Exercise>
Answer these questions using the court decision below.
(a) On what date was the case decided?
(b) What lobbying firm did Broadway Stages say it was a client of in its filings from 2014 through 2016?
(c) Under what CPLR provision does JCOPE cross-move to compel compliance with the subpoena?

Document excerpt>
Broadway Stages, Ltd. v New York State Joint Commn. on Pub. EthicsAnnotate this Case
Decided on July 8, 2020
Supreme Court, Albany County
Broadway Stages, Ltd., Petitioner,
New York State Joint Commission on Public Ethics, , Respondent.
Joshua L. Seifert, Esq.
Attorney for Petitioner
175 Varick Street
New York, New York 10014
Letitia James, Attorney General
Attorney for Respondent
(Christopher J. Hummel, of counsel)
Albany, New York 12224
Richard M. Platkin, J.
Petitioner Broadway Stages, Ltd. commenced this special proceeding, seeking: (1) a declaration that 19 NYCRR part 934 is null and void as being beyond the statutory delegation of authority granted to respondent New York State Joint Commission on Public Ethics ("JCOPE" or "Commission") and (2) an order quashing a non-judicial subpoena duces tecum issued by JCOPE to petitioner in connection with an investigation of alleged violations of Legislative Law article 1-A ("Lobbying Act"). JCOPE opposes the petition and cross-moves pursuant to CPLR 2308 (b) for an order compelling petitioner to comply with the subpoena.
Broadway Stages is a domestic corporation that owns multiple sound-stage locations and production facilities in the City of New York, which it rents for film, television, music and commercial photography (see NYSCEF Doc No. 1 ["Petition"], ¶ 7). JCOPE is a state agency established pursuant to the Public Integrity Reform Act of 2011 to ensure compliance with New York's ethics and lobbying laws (see id., ¶ 8; see also Executive Law § 94 ).
From 2014 through 2016, Broadway Stages filed documents with JCOPE pursuant to the Lobbying Act indicating that it was a client of the lobbying firm James Capalino and Associates ("Capalino") (see NYSCEF Doc No. 14 ["Logue Aff."], ¶ 3). These filings identified petitioner's president, Gina Argento, as the individual responsible for the disclosures (see id.).
In 2015, JCOPE commenced an investigation into Campaign for One New York, Inc. ("Campaign"), a not-for-profit corporation, for failing to register and report as a lobbyist (see id., ¶ 4; see also Legislative Law § 1-e [a] ). According to JCOPE, "the Campaign was formed in 2013 following the election of the Mayor of the City of New York, Bill de Blasio, to advocate for policies for the City in close coordination with the Mayor" (Logue Aff., ¶ 5).

Box annotation data:
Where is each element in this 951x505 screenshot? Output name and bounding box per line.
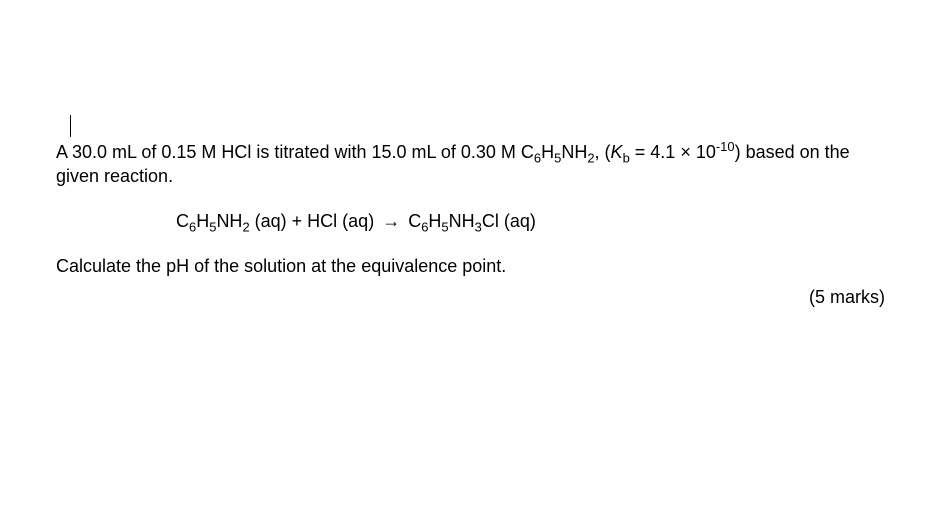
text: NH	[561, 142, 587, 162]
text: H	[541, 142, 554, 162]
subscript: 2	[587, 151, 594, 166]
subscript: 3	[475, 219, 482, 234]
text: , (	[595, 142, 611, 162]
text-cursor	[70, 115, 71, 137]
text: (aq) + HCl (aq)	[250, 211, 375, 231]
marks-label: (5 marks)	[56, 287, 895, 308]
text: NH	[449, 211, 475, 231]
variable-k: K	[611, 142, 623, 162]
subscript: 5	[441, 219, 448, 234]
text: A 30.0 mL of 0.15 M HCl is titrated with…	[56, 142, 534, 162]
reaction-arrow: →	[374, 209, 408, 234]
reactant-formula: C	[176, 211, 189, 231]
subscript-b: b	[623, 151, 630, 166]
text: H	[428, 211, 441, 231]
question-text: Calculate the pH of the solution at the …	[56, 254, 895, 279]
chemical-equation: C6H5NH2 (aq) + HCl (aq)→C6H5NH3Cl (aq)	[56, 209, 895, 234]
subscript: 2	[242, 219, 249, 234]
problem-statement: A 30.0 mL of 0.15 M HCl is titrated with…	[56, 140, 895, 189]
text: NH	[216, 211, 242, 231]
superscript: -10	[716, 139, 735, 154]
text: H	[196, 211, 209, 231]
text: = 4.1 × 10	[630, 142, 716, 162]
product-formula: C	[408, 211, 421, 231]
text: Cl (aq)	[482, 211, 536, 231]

==

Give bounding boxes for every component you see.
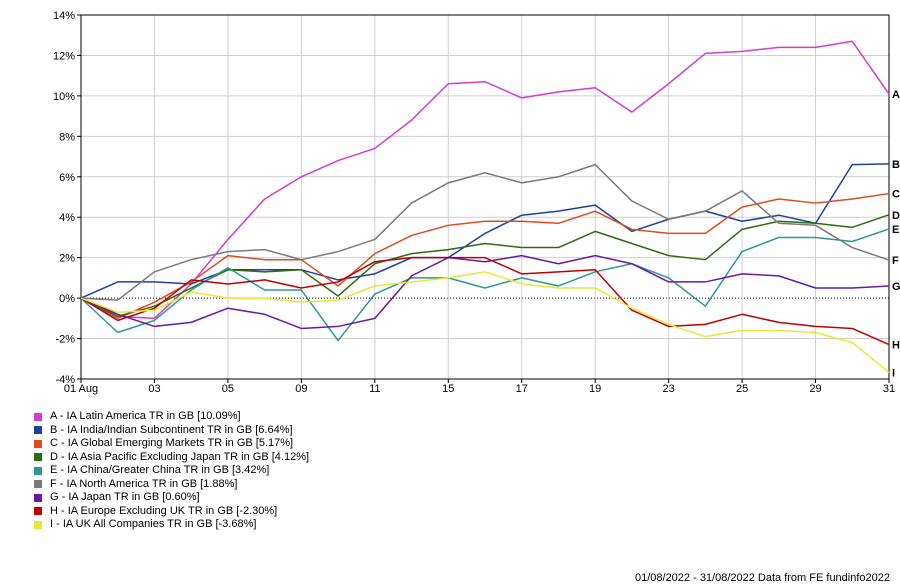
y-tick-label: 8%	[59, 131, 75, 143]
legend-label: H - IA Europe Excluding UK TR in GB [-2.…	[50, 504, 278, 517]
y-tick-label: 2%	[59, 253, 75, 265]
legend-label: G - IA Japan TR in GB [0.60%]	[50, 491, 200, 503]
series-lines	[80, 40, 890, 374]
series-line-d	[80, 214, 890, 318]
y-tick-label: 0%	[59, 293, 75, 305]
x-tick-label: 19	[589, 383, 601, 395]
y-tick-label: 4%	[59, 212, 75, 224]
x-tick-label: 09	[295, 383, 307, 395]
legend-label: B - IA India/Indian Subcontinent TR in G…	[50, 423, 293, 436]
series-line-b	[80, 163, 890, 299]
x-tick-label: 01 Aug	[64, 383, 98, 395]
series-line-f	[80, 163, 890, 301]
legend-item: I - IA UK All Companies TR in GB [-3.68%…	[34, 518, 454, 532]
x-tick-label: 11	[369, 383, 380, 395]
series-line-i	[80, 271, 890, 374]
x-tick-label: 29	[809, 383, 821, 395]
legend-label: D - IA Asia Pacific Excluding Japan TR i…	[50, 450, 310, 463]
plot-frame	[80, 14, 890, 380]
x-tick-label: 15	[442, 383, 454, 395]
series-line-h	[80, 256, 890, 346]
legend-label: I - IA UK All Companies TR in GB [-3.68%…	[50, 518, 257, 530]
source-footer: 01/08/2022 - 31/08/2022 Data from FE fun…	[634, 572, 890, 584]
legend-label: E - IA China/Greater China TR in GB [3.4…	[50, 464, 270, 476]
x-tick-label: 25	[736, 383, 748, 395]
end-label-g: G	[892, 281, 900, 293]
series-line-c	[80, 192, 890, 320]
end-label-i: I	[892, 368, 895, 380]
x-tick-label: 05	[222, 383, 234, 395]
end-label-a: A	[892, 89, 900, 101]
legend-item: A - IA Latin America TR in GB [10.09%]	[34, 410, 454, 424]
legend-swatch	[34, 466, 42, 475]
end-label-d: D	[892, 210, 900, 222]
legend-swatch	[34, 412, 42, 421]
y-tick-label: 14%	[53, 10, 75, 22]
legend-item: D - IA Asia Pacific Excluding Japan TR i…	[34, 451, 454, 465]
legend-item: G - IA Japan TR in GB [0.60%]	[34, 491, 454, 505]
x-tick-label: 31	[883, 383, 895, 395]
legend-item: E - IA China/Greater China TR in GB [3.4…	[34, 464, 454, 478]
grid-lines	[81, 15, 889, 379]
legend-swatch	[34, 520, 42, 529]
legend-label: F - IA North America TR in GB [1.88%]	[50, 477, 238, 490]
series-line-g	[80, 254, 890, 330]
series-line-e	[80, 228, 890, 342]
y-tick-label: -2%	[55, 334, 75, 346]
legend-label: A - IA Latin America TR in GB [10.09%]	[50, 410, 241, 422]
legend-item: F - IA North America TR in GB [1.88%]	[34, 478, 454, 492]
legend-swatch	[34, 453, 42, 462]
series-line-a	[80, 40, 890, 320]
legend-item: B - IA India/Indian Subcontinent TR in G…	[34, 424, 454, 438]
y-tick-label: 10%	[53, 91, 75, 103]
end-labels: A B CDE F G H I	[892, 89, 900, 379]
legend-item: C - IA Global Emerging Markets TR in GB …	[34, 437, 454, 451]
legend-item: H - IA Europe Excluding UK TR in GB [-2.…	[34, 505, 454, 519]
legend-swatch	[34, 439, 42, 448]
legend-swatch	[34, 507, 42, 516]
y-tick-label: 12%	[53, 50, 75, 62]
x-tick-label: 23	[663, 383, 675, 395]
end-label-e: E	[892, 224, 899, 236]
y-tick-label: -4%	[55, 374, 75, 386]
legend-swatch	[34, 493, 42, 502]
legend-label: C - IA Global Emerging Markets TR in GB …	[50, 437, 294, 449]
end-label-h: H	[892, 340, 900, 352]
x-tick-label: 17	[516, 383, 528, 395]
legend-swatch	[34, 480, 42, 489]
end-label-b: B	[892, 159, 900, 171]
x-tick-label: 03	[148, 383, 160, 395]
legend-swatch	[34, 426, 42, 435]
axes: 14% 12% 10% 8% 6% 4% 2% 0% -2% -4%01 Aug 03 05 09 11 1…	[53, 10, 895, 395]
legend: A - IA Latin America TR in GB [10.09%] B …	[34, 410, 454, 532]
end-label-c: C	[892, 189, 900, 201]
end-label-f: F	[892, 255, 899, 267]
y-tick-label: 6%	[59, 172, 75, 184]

==

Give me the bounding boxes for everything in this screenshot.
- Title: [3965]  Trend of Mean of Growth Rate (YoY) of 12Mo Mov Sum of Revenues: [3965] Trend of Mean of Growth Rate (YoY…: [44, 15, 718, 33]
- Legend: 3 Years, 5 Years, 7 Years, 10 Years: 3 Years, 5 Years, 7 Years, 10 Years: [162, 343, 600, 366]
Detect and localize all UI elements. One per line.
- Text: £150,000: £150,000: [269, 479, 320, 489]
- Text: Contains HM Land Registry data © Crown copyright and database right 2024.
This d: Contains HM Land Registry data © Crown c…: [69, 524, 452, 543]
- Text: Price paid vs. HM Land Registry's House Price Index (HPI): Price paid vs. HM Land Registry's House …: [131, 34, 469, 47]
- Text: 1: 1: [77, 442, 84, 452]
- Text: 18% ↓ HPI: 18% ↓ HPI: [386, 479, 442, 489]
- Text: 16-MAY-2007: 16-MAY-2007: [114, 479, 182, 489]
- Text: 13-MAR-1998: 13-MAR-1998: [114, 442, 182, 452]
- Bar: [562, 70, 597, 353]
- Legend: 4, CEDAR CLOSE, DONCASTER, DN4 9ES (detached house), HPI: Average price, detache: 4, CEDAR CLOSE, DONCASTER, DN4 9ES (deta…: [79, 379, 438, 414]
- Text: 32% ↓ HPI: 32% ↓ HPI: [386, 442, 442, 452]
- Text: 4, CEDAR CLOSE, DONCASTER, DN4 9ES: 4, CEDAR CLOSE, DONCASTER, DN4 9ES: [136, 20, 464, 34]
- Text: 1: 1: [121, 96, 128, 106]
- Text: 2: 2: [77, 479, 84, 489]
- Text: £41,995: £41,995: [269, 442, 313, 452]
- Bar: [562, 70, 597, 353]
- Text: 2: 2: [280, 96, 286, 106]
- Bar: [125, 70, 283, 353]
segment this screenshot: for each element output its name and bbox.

Output for this task>
(a) July 8, 2020
(b) James Capalino and Associates
(c) CPLR 2308 (b)